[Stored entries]
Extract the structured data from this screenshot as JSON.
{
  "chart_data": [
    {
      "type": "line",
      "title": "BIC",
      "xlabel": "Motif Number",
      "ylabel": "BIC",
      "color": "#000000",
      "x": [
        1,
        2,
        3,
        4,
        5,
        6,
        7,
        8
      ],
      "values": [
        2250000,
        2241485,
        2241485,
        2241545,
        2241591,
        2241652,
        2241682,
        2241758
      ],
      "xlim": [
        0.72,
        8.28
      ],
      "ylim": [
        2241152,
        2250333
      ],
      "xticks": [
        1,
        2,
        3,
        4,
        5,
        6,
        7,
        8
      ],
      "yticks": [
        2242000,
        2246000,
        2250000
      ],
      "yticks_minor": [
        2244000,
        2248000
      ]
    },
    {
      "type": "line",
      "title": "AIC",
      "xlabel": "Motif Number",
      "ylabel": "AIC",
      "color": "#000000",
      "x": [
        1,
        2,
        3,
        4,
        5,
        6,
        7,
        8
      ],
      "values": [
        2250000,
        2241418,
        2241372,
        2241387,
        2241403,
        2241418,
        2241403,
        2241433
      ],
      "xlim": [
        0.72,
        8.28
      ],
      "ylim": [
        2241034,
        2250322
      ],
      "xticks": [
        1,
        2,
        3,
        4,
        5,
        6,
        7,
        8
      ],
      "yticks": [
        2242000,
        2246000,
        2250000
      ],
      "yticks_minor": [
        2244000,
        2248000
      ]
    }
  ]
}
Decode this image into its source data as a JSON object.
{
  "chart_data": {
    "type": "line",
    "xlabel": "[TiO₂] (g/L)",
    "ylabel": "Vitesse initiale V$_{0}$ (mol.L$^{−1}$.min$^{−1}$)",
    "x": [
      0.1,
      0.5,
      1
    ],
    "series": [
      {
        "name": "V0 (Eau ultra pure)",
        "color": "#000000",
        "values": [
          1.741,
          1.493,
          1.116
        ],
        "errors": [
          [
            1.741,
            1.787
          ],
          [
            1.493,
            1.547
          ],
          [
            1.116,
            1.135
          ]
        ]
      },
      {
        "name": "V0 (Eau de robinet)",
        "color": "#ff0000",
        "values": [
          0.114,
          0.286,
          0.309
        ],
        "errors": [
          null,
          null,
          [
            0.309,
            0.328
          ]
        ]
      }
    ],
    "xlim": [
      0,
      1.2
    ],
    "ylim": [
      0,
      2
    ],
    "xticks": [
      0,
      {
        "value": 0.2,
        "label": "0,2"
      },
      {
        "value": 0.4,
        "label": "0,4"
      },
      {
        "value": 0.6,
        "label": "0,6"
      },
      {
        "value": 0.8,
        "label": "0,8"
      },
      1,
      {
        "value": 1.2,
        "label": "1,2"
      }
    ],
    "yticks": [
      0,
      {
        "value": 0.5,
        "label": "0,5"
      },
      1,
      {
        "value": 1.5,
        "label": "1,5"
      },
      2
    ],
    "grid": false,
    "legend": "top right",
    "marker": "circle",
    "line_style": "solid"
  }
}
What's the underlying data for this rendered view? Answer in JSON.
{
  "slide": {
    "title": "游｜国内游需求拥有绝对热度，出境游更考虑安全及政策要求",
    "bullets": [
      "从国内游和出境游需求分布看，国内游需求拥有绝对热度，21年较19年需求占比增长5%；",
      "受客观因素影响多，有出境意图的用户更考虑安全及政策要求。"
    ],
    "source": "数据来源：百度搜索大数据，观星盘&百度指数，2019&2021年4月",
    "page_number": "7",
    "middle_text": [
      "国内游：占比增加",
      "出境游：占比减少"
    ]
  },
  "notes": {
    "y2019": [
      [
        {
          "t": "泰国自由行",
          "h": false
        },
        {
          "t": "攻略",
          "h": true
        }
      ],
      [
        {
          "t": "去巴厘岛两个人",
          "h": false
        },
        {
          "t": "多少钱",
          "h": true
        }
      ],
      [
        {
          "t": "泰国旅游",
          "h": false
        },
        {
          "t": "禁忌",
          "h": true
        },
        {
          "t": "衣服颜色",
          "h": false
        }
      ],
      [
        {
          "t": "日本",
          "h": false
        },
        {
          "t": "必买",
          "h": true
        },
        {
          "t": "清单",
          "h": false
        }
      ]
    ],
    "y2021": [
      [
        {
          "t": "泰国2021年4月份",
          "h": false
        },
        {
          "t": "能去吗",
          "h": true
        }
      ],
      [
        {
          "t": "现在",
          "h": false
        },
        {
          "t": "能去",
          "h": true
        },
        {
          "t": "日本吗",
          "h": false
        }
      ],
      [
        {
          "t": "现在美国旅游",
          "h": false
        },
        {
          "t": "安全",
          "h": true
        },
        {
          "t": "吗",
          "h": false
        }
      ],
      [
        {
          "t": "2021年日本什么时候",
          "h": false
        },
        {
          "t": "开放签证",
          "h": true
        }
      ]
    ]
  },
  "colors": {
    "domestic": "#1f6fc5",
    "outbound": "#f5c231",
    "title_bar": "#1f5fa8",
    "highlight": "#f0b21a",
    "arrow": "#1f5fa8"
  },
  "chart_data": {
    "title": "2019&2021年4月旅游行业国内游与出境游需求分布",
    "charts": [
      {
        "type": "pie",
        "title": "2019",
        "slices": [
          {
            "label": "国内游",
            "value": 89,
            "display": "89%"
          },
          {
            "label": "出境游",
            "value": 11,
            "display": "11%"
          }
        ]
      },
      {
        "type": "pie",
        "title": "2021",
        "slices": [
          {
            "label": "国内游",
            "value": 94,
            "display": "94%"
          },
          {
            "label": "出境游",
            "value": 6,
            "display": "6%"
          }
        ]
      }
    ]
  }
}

## TASK DIRECTIONS
Please set down each line of the records exactly as given.

## SOLUTION TO THE PROBLEM
Extract the structured data from this screenshot as JSON.
{
  "chart_data": [
    {
      "type": "line",
      "title": "BIC",
      "xlabel": "Motif Number",
      "ylabel": "BIC",
      "color": "#000000",
      "x": [
        1,
        2,
        3,
        4,
        5,
        6,
        7,
        8
      ],
      "values": [
        2250000,
        2241485,
        2241485,
        2241545,
        2241591,
        2241652,
        2241682,
        2241758
      ],
      "xlim": [
        0.72,
        8.28
      ],
      "ylim": [
        2241152,
        2250333
      ],
      "xticks": [
        1,
        2,
        3,
        4,
        5,
        6,
        7,
        8
      ],
      "yticks": [
        2242000,
        2246000,
        2250000
      ],
      "yticks_minor": [
        2244000,
        2248000
      ]
    },
    {
      "type": "line",
      "title": "AIC",
      "xlabel": "Motif Number",
      "ylabel": "AIC",
      "color": "#000000",
      "x": [
        1,
        2,
        3,
        4,
        5,
        6,
        7,
        8
      ],
      "values": [
        2250000,
        2241418,
        2241372,
        2241387,
        2241403,
        2241418,
        2241403,
        2241433
      ],
      "xlim": [
        0.72,
        8.28
      ],
      "ylim": [
        2241034,
        2250322
      ],
      "xticks": [
        1,
        2,
        3,
        4,
        5,
        6,
        7,
        8
      ],
      "yticks": [
        2242000,
        2246000,
        2250000
      ],
      "yticks_minor": [
        2244000,
        2248000
      ]
    }
  ]
}
Decode this image into its source data as a JSON object.
{
  "chart_data": {
    "type": "line",
    "xlabel": "[TiO₂] (g/L)",
    "ylabel": "Vitesse initiale V$_{0}$ (mol.L$^{−1}$.min$^{−1}$)",
    "x": [
      0.1,
      0.5,
      1
    ],
    "series": [
      {
        "name": "V0 (Eau ultra pure)",
        "color": "#000000",
        "values": [
          1.741,
          1.493,
          1.116
        ],
        "errors": [
          [
            1.741,
            1.787
          ],
          [
            1.493,
            1.547
          ],
          [
            1.116,
            1.135
          ]
        ]
      },
      {
        "name": "V0 (Eau de robinet)",
        "color": "#ff0000",
        "values": [
          0.114,
          0.286,
          0.309
        ],
        "errors": [
          null,
          null,
          [
            0.309,
            0.328
          ]
        ]
      }
    ],
    "xlim": [
      0,
      1.2
    ],
    "ylim": [
      0,
      2
    ],
    "xticks": [
      0,
      {
        "value": 0.2,
        "label": "0,2"
      },
      {
        "value": 0.4,
        "label": "0,4"
      },
      {
        "value": 0.6,
        "label": "0,6"
      },
      {
        "value": 0.8,
        "label": "0,8"
      },
      1,
      {
        "value": 1.2,
        "label": "1,2"
      }
    ],
    "yticks": [
      0,
      {
        "value": 0.5,
        "label": "0,5"
      },
      1,
      {
        "value": 1.5,
        "label": "1,5"
      },
      2
    ],
    "grid": false,
    "legend": "top right",
    "marker": "circle",
    "line_style": "solid"
  }
}
What's the underlying data for this rendered view? Answer in JSON.
{
  "slide": {
    "title": "游｜国内游需求拥有绝对热度，出境游更考虑安全及政策要求",
    "bullets": [
      "从国内游和出境游需求分布看，国内游需求拥有绝对热度，21年较19年需求占比增长5%；",
      "受客观因素影响多，有出境意图的用户更考虑安全及政策要求。"
    ],
    "source": "数据来源：百度搜索大数据，观星盘&百度指数，2019&2021年4月",
    "page_number": "7",
    "middle_text": [
      "国内游：占比增加",
      "出境游：占比减少"
    ]
  },
  "notes": {
    "y2019": [
      [
        {
          "t": "泰国自由行",
          "h": false
        },
        {
          "t": "攻略",
          "h": true
        }
      ],
      [
        {
          "t": "去巴厘岛两个人",
          "h": false
        },
        {
          "t": "多少钱",
          "h": true
        }
      ],
      [
        {
          "t": "泰国旅游",
          "h": false
        },
        {
          "t": "禁忌",
          "h": true
        },
        {
          "t": "衣服颜色",
          "h": false
        }
      ],
      [
        {
          "t": "日本",
          "h": false
        },
        {
          "t": "必买",
          "h": true
        },
        {
          "t": "清单",
          "h": false
        }
      ]
    ],
    "y2021": [
      [
        {
          "t": "泰国2021年4月份",
          "h": false
        },
        {
          "t": "能去吗",
          "h": true
        }
      ],
      [
        {
          "t": "现在",
          "h": false
        },
        {
          "t": "能去",
          "h": true
        },
        {
          "t": "日本吗",
          "h": false
        }
      ],
      [
        {
          "t": "现在美国旅游",
          "h": false
        },
        {
          "t": "安全",
          "h": true
        },
        {
          "t": "吗",
          "h": false
        }
      ],
      [
        {
          "t": "2021年日本什么时候",
          "h": false
        },
        {
          "t": "开放签证",
          "h": true
        }
      ]
    ]
  },
  "colors": {
    "domestic": "#1f6fc5",
    "outbound": "#f5c231",
    "title_bar": "#1f5fa8",
    "highlight": "#f0b21a",
    "arrow": "#1f5fa8"
  },
  "chart_data": {
    "title": "2019&2021年4月旅游行业国内游与出境游需求分布",
    "charts": [
      {
        "type": "pie",
        "title": "2019",
        "slices": [
          {
            "label": "国内游",
            "value": 89,
            "display": "89%"
          },
          {
            "label": "出境游",
            "value": 11,
            "display": "11%"
          }
        ]
      },
      {
        "type": "pie",
        "title": "2021",
        "slices": [
          {
            "label": "国内游",
            "value": 94,
            "display": "94%"
          },
          {
            "label": "出境游",
            "value": 6,
            "display": "6%"
          }
        ]
      }
    ]
  }
}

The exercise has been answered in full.